Objective → Format the lines below as a numbered list, leaving out blank lines and the pictures.

Extracted entries →
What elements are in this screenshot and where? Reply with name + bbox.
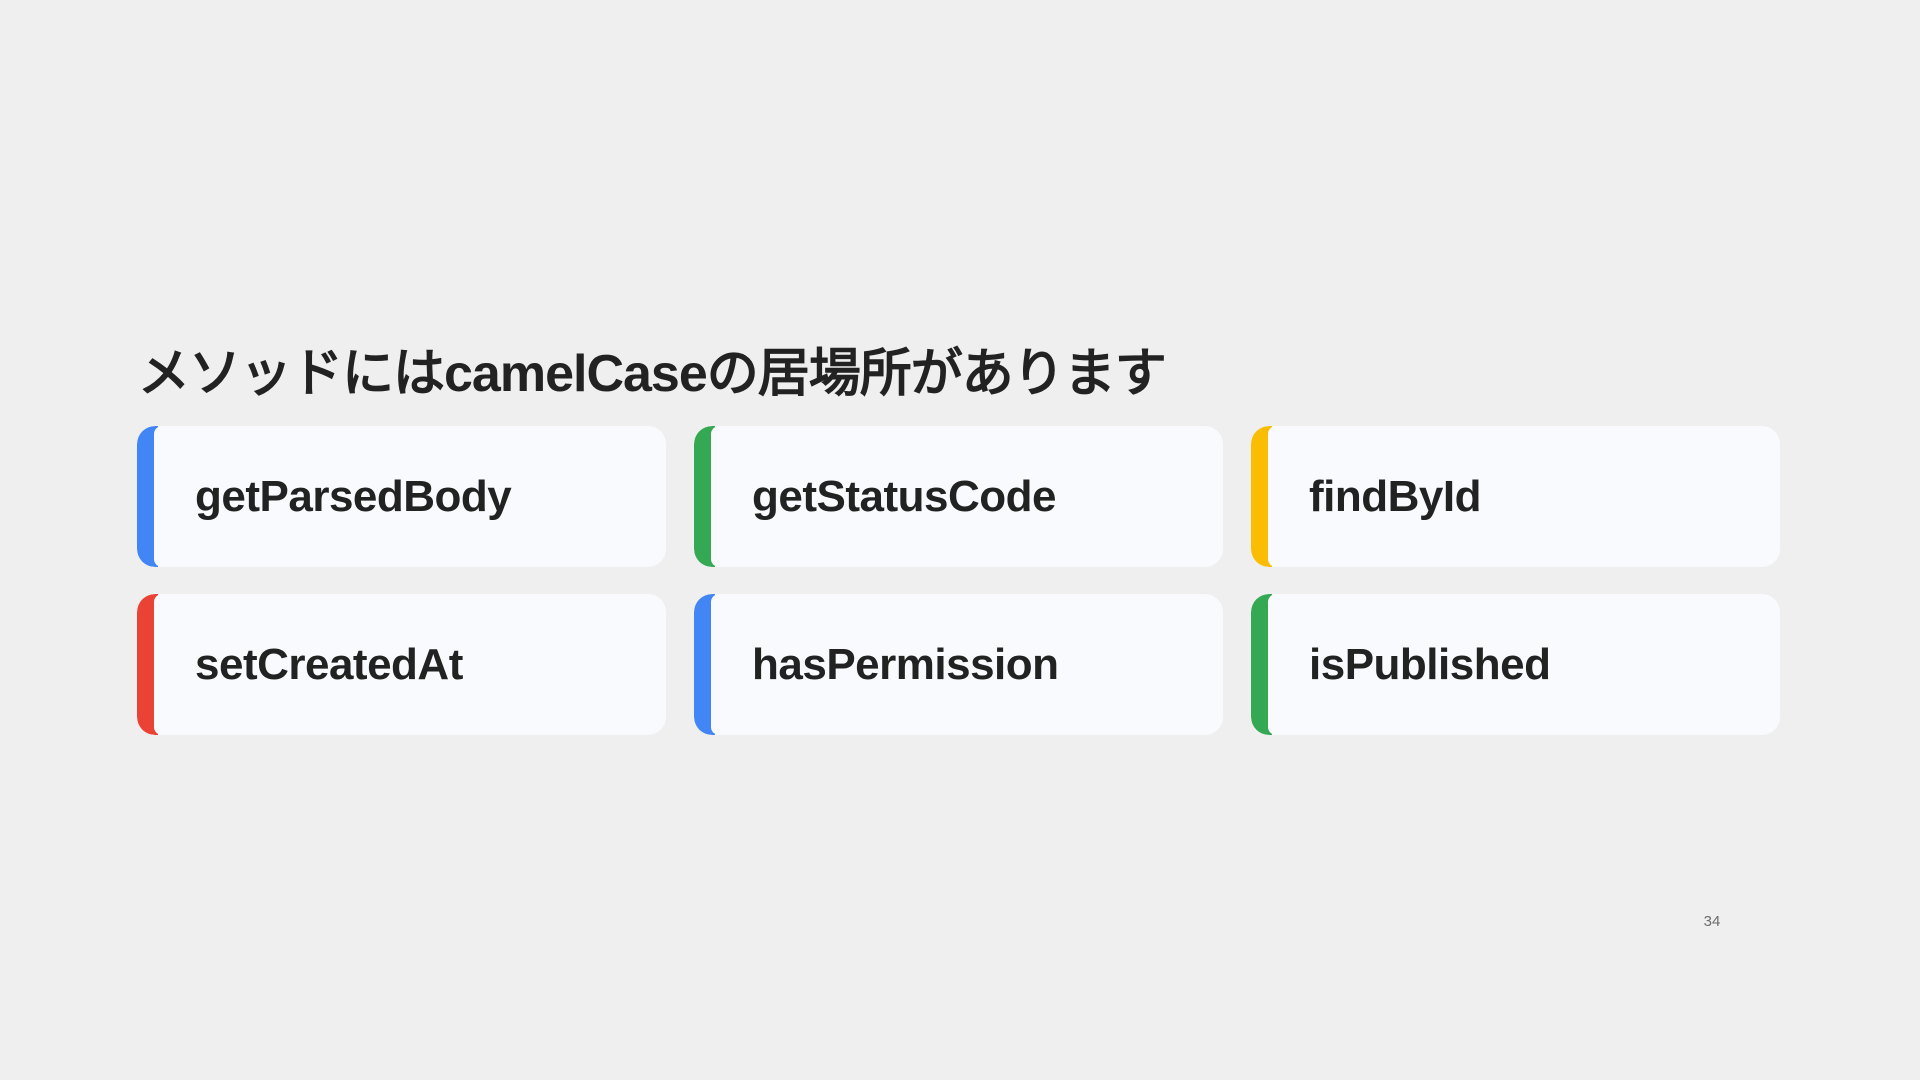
method-name: hasPermission — [752, 639, 1059, 689]
method-name: getStatusCode — [752, 471, 1056, 521]
method-card: getParsedBody — [137, 426, 666, 567]
card-accent-bar — [694, 594, 719, 735]
slide-title: メソッドにはcamelCaseの居場所があります — [138, 345, 1167, 403]
method-name: isPublished — [1309, 639, 1551, 689]
method-card: findById — [1251, 426, 1780, 567]
method-card: hasPermission — [694, 594, 1223, 735]
method-card: getStatusCode — [694, 426, 1223, 567]
method-name: findById — [1309, 471, 1481, 521]
method-name: getParsedBody — [195, 471, 512, 521]
method-card-grid: getParsedBody getStatusCode findById set… — [137, 426, 1782, 735]
method-name: setCreatedAt — [195, 639, 463, 689]
card-accent-bar — [137, 594, 162, 735]
card-accent-bar — [137, 426, 162, 567]
card-accent-bar — [1251, 594, 1276, 735]
method-card: isPublished — [1251, 594, 1780, 735]
card-accent-bar — [1251, 426, 1276, 567]
method-card: setCreatedAt — [137, 594, 666, 735]
page-number: 34 — [1703, 913, 1721, 930]
card-accent-bar — [694, 426, 719, 567]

Solution to the exercise →
1. What elements are in this screenshot and where? Reply with name + bbox.
2. method-name: hasPermission — [752, 639, 1059, 689]
3. method-name: getStatusCode — [752, 471, 1056, 521]
4. method-card: getParsedBody — [137, 426, 666, 567]
5. card-accent-bar — [694, 594, 719, 735]
6. slide-title: メソッドにはcamelCaseの居場所があります — [138, 345, 1167, 403]
7. method-name: isPublished — [1309, 639, 1551, 689]
8. method-card: findById — [1251, 426, 1780, 567]
9. method-card: hasPermission — [694, 594, 1223, 735]
10. method-card: getStatusCode — [694, 426, 1223, 567]
11. method-name: findById — [1309, 471, 1481, 521]
12. method-name: getParsedBody — [195, 471, 512, 521]
13. method-card-grid: getParsedBody getStatusCode findById set… — [137, 426, 1782, 735]
14. method-name: setCreatedAt — [195, 639, 463, 689]
15. card-accent-bar — [137, 594, 162, 735]
16. card-accent-bar — [137, 426, 162, 567]
17. card-accent-bar — [1251, 594, 1276, 735]
18. method-card: isPublished — [1251, 594, 1780, 735]
19. card-accent-bar — [1251, 426, 1276, 567]
20. method-card: setCreatedAt — [137, 594, 666, 735]
21. page-number: 34 — [1703, 913, 1721, 930]
22. card-accent-bar — [694, 426, 719, 567]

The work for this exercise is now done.